**Written task**
Return each line of the material verbatim.

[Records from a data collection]
::::::::::
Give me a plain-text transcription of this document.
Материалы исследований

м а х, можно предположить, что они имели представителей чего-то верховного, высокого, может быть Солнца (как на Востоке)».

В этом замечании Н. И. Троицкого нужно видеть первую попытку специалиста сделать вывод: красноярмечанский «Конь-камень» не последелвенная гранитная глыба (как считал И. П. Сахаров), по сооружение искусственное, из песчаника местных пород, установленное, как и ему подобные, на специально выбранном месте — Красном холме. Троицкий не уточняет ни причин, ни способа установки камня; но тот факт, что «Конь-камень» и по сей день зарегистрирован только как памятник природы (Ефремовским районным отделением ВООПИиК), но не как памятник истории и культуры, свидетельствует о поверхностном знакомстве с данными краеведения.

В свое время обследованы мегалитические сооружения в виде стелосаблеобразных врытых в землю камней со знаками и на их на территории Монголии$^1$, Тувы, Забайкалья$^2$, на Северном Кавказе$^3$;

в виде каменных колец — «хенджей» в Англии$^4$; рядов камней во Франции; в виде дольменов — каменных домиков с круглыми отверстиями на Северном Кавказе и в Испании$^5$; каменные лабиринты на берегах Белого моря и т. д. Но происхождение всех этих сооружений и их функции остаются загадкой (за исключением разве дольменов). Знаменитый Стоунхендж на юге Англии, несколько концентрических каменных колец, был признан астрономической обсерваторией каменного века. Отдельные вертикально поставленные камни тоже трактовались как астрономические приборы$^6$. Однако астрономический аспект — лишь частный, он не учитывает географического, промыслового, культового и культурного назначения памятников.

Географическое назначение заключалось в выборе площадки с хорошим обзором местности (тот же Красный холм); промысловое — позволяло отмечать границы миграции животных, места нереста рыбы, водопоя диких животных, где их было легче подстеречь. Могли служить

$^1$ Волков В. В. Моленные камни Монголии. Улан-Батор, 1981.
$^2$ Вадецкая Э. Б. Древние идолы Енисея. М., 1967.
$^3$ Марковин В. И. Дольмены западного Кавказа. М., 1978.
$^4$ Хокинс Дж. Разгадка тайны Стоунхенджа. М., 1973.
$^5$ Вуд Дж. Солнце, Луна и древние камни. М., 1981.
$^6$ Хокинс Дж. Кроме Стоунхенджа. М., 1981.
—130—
::::::::::
**Answer below**
Give me a plain-text transcription of this document.
Материалы исследований

м а х, можно предположить, что они имели представителей чего-то верховного, высокого, может быть Солнца (как на Востоке)».

В этом замечании Н. И. Троицкого нужно видеть первую попытку специалиста сделать вывод: красноярмечанский «Конь-камень» не последелвенная гранитная глыба (как считал И. П. Сахаров), по сооружение искусственное, из песчаника местных пород, установленное, как и ему подобные, на специально выбранном месте — Красном холме. Троицкий не уточняет ни причин, ни способа установки камня; но тот факт, что «Конь-камень» и по сей день зарегистрирован только как памятник природы (Ефремовским районным отделением ВООПИиК), но не как памятник истории и культуры, свидетельствует о поверхностном знакомстве с данными краеведения.

В свое время обследованы мегалитические сооружения в виде стелосаблеобразных врытых в землю камней со знаками и на их на территории Монголии$^1$, Тувы, Забайкалья$^2$, на Северном Кавказе$^3$;

в виде каменных колец — «хенджей» в Англии$^4$; рядов камней во Франции; в виде дольменов — каменных домиков с круглыми отверстиями на Северном Кавказе и в Испании$^5$; каменные лабиринты на берегах Белого моря и т. д. Но происхождение всех этих сооружений и их функции остаются загадкой (за исключением разве дольменов). Знаменитый Стоунхендж на юге Англии, несколько концентрических каменных колец, был признан астрономической обсерваторией каменного века. Отдельные вертикально поставленные камни тоже трактовались как астрономические приборы$^6$. Однако астрономический аспект — лишь частный, он не учитывает географического, промыслового, культового и культурного назначения памятников.

Географическое назначение заключалось в выборе площадки с хорошим обзором местности (тот же Красный холм); промысловое — позволяло отмечать границы миграции животных, места нереста рыбы, водопоя диких животных, где их было легче подстеречь. Могли служить

$^1$ Волков В. В. Моленные камни Монголии. Улан-Батор, 1981.
$^2$ Вадецкая Э. Б. Древние идолы Енисея. М., 1967.
$^3$ Марковин В. И. Дольмены западного Кавказа. М., 1978.
$^4$ Хокинс Дж. Разгадка тайны Стоунхенджа. М., 1973.
$^5$ Вуд Дж. Солнце, Луна и древние камни. М., 1981.
$^6$ Хокинс Дж. Кроме Стоунхенджа. М., 1981.
—130—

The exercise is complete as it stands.